WHAT TO DO:
Can you transcribe every record below exactly as it appears?
── MATERIAL ──
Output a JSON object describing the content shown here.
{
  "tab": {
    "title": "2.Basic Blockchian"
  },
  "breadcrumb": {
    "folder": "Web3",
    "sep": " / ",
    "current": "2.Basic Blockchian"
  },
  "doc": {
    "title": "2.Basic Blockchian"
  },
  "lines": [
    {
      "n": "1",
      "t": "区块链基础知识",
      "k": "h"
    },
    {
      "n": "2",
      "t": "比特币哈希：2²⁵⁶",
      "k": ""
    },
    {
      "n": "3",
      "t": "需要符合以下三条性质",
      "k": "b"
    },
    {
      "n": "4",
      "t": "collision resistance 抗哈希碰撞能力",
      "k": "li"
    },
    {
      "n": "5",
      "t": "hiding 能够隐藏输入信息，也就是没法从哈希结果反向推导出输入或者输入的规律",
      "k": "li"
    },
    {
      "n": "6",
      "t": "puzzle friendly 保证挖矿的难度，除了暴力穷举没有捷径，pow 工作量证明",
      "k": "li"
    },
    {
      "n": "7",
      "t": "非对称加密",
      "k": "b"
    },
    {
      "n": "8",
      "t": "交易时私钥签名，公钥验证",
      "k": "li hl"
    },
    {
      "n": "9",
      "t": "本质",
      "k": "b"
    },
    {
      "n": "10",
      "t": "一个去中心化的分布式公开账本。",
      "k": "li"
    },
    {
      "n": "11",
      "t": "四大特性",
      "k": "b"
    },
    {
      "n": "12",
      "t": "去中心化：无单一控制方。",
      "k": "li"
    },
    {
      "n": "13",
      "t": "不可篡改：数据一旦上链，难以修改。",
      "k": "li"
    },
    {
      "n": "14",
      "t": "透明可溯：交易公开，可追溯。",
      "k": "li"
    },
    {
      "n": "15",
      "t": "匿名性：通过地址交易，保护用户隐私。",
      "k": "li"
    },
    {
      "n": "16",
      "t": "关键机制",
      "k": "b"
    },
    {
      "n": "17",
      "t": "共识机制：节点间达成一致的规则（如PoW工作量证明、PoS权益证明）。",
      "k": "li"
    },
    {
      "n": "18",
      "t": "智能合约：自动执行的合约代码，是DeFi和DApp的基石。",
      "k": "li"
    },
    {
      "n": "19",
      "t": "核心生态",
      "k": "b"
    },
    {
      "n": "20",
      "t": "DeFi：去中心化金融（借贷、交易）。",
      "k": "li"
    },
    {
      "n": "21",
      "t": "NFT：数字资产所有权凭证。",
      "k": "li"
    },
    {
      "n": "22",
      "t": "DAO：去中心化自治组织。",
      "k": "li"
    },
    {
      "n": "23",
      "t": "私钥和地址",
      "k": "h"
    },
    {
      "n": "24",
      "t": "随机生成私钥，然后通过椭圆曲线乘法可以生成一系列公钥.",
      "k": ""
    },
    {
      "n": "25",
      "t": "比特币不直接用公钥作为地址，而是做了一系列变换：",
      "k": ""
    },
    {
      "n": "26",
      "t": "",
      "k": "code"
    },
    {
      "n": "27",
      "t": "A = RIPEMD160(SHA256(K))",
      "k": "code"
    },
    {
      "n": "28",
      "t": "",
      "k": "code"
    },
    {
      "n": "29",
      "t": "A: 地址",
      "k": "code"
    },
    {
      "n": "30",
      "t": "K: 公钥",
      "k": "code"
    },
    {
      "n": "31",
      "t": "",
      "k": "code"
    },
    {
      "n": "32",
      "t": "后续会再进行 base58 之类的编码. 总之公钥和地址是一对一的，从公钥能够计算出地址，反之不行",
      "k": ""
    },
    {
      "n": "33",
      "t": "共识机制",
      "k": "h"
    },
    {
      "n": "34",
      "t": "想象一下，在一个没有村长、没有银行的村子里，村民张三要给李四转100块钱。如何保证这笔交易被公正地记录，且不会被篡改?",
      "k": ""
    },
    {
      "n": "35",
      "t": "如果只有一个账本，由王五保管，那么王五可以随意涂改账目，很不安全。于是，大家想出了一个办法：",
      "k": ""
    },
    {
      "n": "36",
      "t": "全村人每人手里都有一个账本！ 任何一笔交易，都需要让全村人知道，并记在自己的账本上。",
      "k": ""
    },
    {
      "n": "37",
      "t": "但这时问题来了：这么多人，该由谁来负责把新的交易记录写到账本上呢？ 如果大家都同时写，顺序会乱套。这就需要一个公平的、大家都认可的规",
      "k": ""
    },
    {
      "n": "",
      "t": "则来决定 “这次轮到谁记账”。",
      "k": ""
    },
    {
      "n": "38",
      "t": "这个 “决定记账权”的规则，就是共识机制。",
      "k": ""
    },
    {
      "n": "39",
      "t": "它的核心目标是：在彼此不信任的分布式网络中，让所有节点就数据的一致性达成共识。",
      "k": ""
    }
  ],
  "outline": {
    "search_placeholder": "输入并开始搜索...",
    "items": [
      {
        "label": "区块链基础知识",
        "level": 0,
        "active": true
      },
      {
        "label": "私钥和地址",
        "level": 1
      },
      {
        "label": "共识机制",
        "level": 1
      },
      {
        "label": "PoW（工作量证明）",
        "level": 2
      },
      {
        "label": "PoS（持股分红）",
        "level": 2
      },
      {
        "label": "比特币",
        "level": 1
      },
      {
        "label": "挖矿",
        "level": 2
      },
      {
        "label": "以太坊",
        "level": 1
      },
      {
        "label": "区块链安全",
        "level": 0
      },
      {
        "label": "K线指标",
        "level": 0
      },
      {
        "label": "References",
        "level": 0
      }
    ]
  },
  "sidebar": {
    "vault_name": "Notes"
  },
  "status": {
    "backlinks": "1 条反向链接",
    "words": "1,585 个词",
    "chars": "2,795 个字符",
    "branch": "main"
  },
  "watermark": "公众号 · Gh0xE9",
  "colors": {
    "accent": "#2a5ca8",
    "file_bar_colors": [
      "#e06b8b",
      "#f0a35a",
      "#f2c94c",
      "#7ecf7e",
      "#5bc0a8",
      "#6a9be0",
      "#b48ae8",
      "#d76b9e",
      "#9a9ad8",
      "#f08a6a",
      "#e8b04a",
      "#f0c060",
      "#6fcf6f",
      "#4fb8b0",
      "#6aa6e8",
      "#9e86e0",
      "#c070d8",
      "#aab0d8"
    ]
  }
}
───
EXPECTED OUTPUT:
Output a JSON object describing the content shown here.
{
  "tab": {
    "title": "2.Basic Blockchian"
  },
  "breadcrumb": {
    "folder": "Web3",
    "sep": " / ",
    "current": "2.Basic Blockchian"
  },
  "doc": {
    "title": "2.Basic Blockchian"
  },
  "lines": [
    {
      "n": "1",
      "t": "区块链基础知识",
      "k": "h"
    },
    {
      "n": "2",
      "t": "比特币哈希：2²⁵⁶",
      "k": ""
    },
    {
      "n": "3",
      "t": "需要符合以下三条性质",
      "k": "b"
    },
    {
      "n": "4",
      "t": "collision resistance 抗哈希碰撞能力",
      "k": "li"
    },
    {
      "n": "5",
      "t": "hiding 能够隐藏输入信息，也就是没法从哈希结果反向推导出输入或者输入的规律",
      "k": "li"
    },
    {
      "n": "6",
      "t": "puzzle friendly 保证挖矿的难度，除了暴力穷举没有捷径，pow 工作量证明",
      "k": "li"
    },
    {
      "n": "7",
      "t": "非对称加密",
      "k": "b"
    },
    {
      "n": "8",
      "t": "交易时私钥签名，公钥验证",
      "k": "li hl"
    },
    {
      "n": "9",
      "t": "本质",
      "k": "b"
    },
    {
      "n": "10",
      "t": "一个去中心化的分布式公开账本。",
      "k": "li"
    },
    {
      "n": "11",
      "t": "四大特性",
      "k": "b"
    },
    {
      "n": "12",
      "t": "去中心化：无单一控制方。",
      "k": "li"
    },
    {
      "n": "13",
      "t": "不可篡改：数据一旦上链，难以修改。",
      "k": "li"
    },
    {
      "n": "14",
      "t": "透明可溯：交易公开，可追溯。",
      "k": "li"
    },
    {
      "n": "15",
      "t": "匿名性：通过地址交易，保护用户隐私。",
      "k": "li"
    },
    {
      "n": "16",
      "t": "关键机制",
      "k": "b"
    },
    {
      "n": "17",
      "t": "共识机制：节点间达成一致的规则（如PoW工作量证明、PoS权益证明）。",
      "k": "li"
    },
    {
      "n": "18",
      "t": "智能合约：自动执行的合约代码，是DeFi和DApp的基石。",
      "k": "li"
    },
    {
      "n": "19",
      "t": "核心生态",
      "k": "b"
    },
    {
      "n": "20",
      "t": "DeFi：去中心化金融（借贷、交易）。",
      "k": "li"
    },
    {
      "n": "21",
      "t": "NFT：数字资产所有权凭证。",
      "k": "li"
    },
    {
      "n": "22",
      "t": "DAO：去中心化自治组织。",
      "k": "li"
    },
    {
      "n": "23",
      "t": "私钥和地址",
      "k": "h"
    },
    {
      "n": "24",
      "t": "随机生成私钥，然后通过椭圆曲线乘法可以生成一系列公钥.",
      "k": ""
    },
    {
      "n": "25",
      "t": "比特币不直接用公钥作为地址，而是做了一系列变换：",
      "k": ""
    },
    {
      "n": "26",
      "t": "",
      "k": "code"
    },
    {
      "n": "27",
      "t": "A = RIPEMD160(SHA256(K))",
      "k": "code"
    },
    {
      "n": "28",
      "t": "",
      "k": "code"
    },
    {
      "n": "29",
      "t": "A: 地址",
      "k": "code"
    },
    {
      "n": "30",
      "t": "K: 公钥",
      "k": "code"
    },
    {
      "n": "31",
      "t": "",
      "k": "code"
    },
    {
      "n": "32",
      "t": "后续会再进行 base58 之类的编码. 总之公钥和地址是一对一的，从公钥能够计算出地址，反之不行",
      "k": ""
    },
    {
      "n": "33",
      "t": "共识机制",
      "k": "h"
    },
    {
      "n": "34",
      "t": "想象一下，在一个没有村长、没有银行的村子里，村民张三要给李四转100块钱。如何保证这笔交易被公正地记录，且不会被篡改?",
      "k": ""
    },
    {
      "n": "35",
      "t": "如果只有一个账本，由王五保管，那么王五可以随意涂改账目，很不安全。于是，大家想出了一个办法：",
      "k": ""
    },
    {
      "n": "36",
      "t": "全村人每人手里都有一个账本！ 任何一笔交易，都需要让全村人知道，并记在自己的账本上。",
      "k": ""
    },
    {
      "n": "37",
      "t": "但这时问题来了：这么多人，该由谁来负责把新的交易记录写到账本上呢？ 如果大家都同时写，顺序会乱套。这就需要一个公平的、大家都认可的规",
      "k": ""
    },
    {
      "n": "",
      "t": "则来决定 “这次轮到谁记账”。",
      "k": ""
    },
    {
      "n": "38",
      "t": "这个 “决定记账权”的规则，就是共识机制。",
      "k": ""
    },
    {
      "n": "39",
      "t": "它的核心目标是：在彼此不信任的分布式网络中，让所有节点就数据的一致性达成共识。",
      "k": ""
    }
  ],
  "outline": {
    "search_placeholder": "输入并开始搜索...",
    "items": [
      {
        "label": "区块链基础知识",
        "level": 0,
        "active": true
      },
      {
        "label": "私钥和地址",
        "level": 1
      },
      {
        "label": "共识机制",
        "level": 1
      },
      {
        "label": "PoW（工作量证明）",
        "level": 2
      },
      {
        "label": "PoS（持股分红）",
        "level": 2
      },
      {
        "label": "比特币",
        "level": 1
      },
      {
        "label": "挖矿",
        "level": 2
      },
      {
        "label": "以太坊",
        "level": 1
      },
      {
        "label": "区块链安全",
        "level": 0
      },
      {
        "label": "K线指标",
        "level": 0
      },
      {
        "label": "References",
        "level": 0
      }
    ]
  },
  "sidebar": {
    "vault_name": "Notes"
  },
  "status": {
    "backlinks": "1 条反向链接",
    "words": "1,585 个词",
    "chars": "2,795 个字符",
    "branch": "main"
  },
  "watermark": "公众号 · Gh0xE9",
  "colors": {
    "accent": "#2a5ca8",
    "file_bar_colors": [
      "#e06b8b",
      "#f0a35a",
      "#f2c94c",
      "#7ecf7e",
      "#5bc0a8",
      "#6a9be0",
      "#b48ae8",
      "#d76b9e",
      "#9a9ad8",
      "#f08a6a",
      "#e8b04a",
      "#f0c060",
      "#6fcf6f",
      "#4fb8b0",
      "#6aa6e8",
      "#9e86e0",
      "#c070d8",
      "#aab0d8"
    ]
  }
}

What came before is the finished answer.